--- Data rows ---

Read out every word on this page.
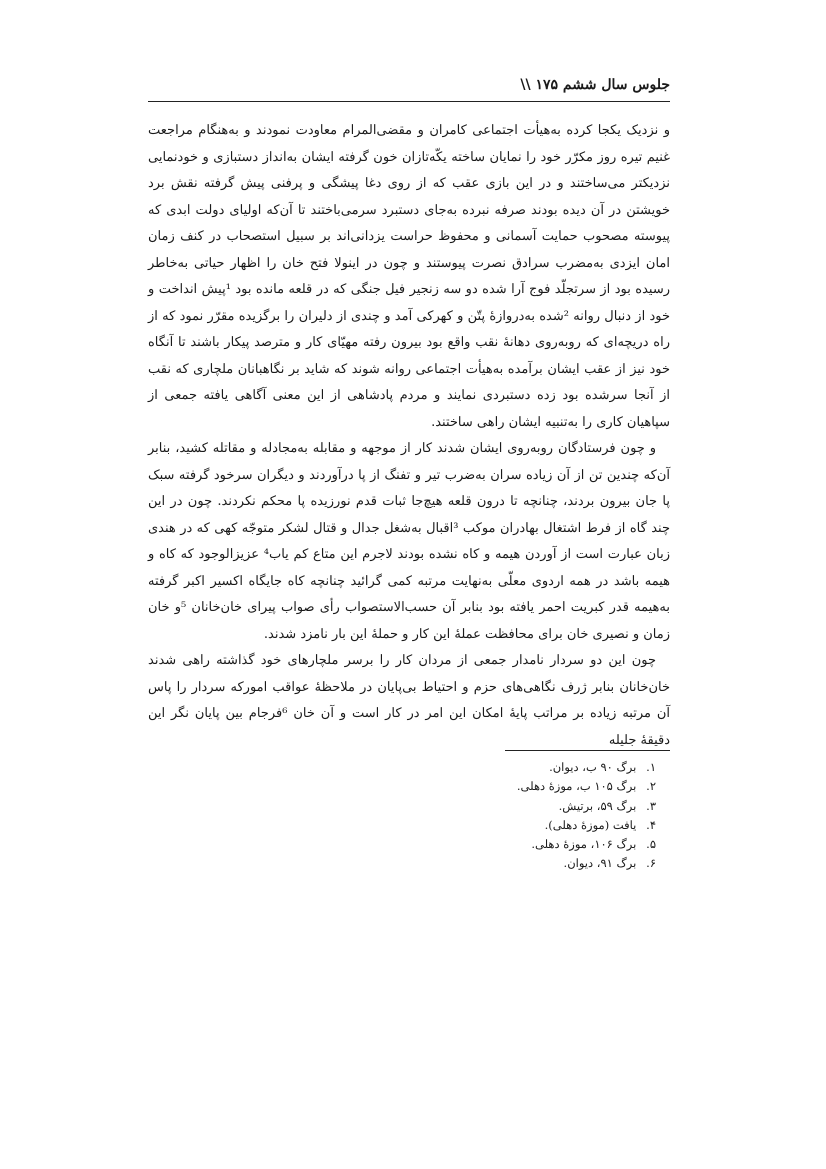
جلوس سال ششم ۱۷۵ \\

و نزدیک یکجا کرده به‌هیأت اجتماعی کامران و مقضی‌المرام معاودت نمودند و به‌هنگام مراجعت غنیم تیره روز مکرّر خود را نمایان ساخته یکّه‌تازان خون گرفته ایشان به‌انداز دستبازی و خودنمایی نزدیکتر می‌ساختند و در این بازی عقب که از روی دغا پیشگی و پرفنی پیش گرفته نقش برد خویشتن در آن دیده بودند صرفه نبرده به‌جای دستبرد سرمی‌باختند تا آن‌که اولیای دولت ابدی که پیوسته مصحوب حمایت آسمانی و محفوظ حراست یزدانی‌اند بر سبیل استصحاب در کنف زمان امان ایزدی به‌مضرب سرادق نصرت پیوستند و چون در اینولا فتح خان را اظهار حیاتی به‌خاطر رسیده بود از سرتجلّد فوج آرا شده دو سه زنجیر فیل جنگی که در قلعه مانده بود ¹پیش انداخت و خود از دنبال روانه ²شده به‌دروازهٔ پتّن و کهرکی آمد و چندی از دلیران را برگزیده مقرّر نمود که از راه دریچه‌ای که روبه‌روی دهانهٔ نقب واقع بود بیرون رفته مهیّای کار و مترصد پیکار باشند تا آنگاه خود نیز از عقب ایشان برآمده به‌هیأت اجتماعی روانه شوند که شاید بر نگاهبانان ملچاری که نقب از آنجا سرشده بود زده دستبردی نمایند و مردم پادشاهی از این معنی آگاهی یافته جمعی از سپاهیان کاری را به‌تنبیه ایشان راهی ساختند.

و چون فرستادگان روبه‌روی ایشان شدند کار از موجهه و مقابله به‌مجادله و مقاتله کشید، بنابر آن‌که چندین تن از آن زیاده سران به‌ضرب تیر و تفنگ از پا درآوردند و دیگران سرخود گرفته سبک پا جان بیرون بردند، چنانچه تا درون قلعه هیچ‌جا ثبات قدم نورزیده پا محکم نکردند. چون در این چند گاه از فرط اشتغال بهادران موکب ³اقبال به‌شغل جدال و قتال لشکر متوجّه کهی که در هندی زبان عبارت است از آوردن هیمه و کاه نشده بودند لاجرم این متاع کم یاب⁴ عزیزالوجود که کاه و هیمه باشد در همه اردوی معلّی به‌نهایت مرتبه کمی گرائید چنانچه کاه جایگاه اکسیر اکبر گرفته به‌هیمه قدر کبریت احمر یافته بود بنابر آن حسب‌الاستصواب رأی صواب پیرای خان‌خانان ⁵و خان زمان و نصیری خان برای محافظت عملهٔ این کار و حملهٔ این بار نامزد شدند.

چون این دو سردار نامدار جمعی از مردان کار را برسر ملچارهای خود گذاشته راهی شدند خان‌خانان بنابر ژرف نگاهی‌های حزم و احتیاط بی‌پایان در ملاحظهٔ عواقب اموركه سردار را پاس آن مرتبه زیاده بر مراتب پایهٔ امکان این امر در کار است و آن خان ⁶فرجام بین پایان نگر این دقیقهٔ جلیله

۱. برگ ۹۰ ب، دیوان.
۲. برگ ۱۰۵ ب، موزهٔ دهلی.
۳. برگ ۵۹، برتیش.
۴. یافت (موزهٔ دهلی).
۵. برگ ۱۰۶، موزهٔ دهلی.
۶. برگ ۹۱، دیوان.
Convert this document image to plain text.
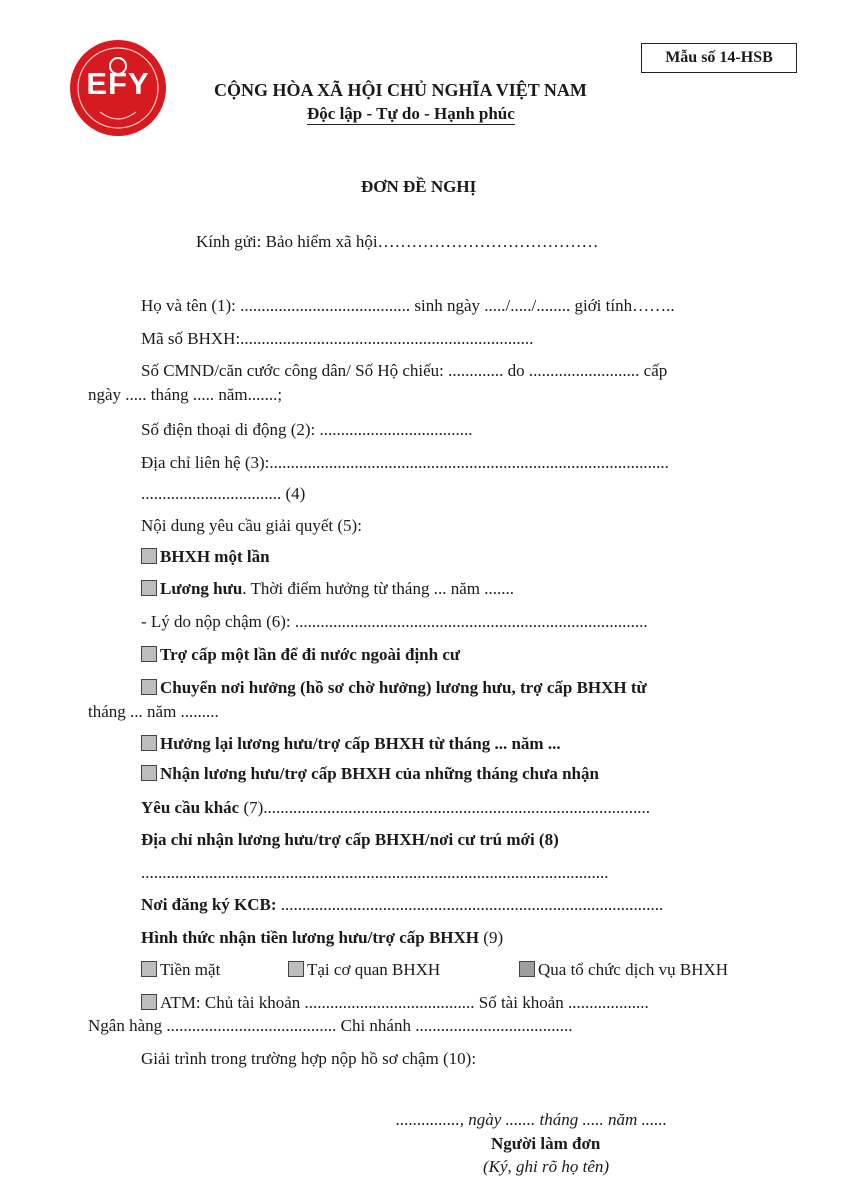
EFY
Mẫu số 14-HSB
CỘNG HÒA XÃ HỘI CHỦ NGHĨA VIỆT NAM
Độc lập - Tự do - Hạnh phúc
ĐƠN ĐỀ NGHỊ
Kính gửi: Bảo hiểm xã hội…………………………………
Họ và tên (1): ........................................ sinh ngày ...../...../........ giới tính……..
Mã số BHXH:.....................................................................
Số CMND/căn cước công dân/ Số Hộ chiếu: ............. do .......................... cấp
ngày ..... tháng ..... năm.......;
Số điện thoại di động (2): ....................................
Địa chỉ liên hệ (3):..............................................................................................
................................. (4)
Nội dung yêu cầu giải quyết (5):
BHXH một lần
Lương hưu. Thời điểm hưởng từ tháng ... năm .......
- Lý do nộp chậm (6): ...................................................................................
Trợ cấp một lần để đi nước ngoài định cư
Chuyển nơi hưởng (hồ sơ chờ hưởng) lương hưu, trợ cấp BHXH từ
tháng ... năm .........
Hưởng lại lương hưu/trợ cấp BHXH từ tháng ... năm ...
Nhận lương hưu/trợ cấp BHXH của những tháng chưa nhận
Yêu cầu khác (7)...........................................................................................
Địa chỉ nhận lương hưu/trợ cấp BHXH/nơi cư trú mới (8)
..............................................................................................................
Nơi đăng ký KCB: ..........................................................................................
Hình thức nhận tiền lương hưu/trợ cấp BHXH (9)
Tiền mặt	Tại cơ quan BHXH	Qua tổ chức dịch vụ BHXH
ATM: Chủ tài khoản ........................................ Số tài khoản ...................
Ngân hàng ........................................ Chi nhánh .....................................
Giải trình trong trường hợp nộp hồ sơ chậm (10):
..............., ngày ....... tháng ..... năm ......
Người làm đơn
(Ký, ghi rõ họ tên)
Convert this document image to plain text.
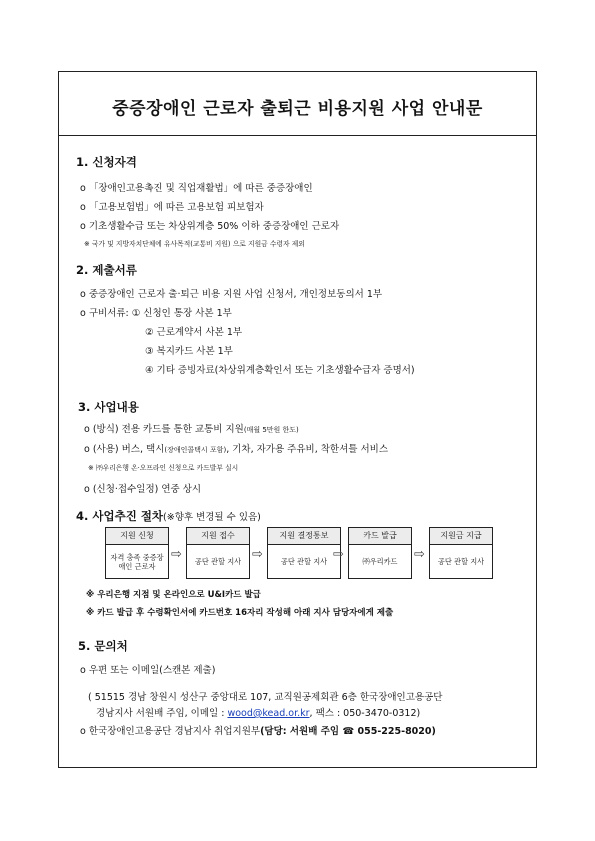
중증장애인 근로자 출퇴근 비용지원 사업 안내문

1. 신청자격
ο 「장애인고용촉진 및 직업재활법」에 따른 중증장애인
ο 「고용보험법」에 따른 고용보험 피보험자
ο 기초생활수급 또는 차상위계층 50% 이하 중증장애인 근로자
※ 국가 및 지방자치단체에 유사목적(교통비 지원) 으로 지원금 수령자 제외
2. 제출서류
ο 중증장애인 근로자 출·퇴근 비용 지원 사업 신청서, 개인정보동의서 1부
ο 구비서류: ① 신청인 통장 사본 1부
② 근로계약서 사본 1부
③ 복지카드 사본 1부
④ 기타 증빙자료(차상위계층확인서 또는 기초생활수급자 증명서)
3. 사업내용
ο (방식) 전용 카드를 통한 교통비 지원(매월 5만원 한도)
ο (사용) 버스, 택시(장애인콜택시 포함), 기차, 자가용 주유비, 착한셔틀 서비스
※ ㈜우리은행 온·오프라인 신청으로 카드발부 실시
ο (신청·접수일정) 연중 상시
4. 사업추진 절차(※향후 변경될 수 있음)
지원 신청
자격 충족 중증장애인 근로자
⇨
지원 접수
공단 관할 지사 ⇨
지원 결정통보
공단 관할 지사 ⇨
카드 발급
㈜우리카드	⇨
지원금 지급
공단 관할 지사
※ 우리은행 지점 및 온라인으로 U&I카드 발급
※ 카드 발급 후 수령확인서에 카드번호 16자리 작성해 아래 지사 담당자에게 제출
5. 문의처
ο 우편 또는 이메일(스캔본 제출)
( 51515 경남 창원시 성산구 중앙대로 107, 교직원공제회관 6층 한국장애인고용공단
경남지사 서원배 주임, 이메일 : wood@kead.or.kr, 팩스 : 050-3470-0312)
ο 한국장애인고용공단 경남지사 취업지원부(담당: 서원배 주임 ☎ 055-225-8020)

---

## Requirements:
Pick out the lines containing the word "우리은행" and show them.

## Exercise result:
※ ㈜우리은행 온·오프라인 신청으로 카드발부 실시
※ 우리은행 지점 및 온라인으로 U&I카드 발급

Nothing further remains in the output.